**The exercise:** Find the string "Output" in the entries and copy each line that has it.
((
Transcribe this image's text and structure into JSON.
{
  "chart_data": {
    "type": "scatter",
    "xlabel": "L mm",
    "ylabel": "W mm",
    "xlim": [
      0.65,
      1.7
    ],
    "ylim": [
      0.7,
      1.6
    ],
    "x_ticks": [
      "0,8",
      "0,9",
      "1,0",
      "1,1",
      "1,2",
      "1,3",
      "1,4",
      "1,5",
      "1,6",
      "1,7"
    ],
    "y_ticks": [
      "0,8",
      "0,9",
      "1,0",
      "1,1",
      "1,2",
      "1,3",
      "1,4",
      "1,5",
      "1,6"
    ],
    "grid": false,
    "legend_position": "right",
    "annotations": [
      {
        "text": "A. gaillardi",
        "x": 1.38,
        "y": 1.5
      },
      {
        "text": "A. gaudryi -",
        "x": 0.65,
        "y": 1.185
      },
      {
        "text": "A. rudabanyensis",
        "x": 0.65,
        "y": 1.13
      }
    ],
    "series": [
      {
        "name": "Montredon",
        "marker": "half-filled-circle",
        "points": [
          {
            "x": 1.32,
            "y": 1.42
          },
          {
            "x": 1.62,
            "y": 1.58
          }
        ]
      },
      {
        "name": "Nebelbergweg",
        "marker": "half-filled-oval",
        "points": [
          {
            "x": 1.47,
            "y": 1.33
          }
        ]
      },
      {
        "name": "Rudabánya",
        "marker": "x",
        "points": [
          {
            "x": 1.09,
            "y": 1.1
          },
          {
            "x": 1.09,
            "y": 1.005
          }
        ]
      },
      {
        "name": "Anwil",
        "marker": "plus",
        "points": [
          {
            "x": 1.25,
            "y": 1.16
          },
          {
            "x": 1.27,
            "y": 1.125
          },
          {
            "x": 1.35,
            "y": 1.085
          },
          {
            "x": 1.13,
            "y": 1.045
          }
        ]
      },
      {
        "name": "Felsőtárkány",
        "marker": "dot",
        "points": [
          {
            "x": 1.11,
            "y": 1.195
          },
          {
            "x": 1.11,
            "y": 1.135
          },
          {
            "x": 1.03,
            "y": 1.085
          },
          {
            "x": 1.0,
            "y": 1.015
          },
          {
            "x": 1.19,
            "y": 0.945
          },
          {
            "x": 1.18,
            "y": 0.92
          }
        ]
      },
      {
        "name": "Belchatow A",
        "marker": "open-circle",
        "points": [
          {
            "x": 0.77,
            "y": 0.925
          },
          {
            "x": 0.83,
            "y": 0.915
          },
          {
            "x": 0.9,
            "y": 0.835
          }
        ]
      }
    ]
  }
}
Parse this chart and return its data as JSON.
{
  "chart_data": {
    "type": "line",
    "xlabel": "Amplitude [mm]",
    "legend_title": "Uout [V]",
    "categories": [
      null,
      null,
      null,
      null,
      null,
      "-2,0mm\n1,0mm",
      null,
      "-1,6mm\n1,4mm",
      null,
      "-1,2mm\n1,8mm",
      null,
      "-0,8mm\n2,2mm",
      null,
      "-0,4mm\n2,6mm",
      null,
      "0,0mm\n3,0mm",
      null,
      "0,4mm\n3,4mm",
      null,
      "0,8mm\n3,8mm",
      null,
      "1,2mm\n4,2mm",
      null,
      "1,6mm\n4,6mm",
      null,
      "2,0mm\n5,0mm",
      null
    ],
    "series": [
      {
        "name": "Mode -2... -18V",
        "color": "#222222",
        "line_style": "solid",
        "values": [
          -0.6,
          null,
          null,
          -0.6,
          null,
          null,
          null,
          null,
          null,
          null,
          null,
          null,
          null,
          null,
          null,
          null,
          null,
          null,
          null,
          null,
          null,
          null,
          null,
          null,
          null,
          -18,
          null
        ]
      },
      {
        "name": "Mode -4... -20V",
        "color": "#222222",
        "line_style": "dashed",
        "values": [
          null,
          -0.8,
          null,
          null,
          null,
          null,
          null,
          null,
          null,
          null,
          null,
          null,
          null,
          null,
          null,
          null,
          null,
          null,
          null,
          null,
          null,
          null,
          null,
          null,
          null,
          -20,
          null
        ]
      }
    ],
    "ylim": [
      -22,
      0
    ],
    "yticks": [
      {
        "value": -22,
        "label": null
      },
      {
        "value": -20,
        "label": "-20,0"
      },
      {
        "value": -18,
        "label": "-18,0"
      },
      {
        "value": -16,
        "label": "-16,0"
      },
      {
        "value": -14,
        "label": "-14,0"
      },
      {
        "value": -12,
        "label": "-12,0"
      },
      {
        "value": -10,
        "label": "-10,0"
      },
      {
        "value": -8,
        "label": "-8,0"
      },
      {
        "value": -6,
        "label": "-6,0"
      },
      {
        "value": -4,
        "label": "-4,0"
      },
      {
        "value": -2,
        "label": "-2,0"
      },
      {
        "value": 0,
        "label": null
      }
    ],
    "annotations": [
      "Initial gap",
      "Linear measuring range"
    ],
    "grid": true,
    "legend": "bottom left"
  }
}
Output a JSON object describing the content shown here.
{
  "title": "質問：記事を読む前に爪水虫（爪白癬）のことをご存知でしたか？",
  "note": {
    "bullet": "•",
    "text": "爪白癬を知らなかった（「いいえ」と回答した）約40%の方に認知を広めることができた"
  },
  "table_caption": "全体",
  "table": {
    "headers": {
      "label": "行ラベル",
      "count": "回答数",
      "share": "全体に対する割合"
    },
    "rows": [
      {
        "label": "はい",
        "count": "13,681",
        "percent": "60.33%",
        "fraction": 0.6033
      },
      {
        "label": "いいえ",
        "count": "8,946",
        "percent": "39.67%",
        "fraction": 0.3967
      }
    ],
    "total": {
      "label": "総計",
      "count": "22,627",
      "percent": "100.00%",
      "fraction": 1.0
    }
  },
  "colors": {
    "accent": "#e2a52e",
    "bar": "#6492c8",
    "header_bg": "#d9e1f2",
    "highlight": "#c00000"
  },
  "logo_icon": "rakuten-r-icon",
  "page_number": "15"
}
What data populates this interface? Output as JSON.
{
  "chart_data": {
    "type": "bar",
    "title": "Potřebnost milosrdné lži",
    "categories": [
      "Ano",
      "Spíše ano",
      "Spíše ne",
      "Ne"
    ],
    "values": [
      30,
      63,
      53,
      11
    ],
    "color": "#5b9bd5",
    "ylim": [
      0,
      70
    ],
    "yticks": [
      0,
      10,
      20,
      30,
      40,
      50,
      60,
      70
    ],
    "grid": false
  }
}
))
**Full response:**
Output a JSON object describing the content shown here.
What data populates this interface? Output as JSON.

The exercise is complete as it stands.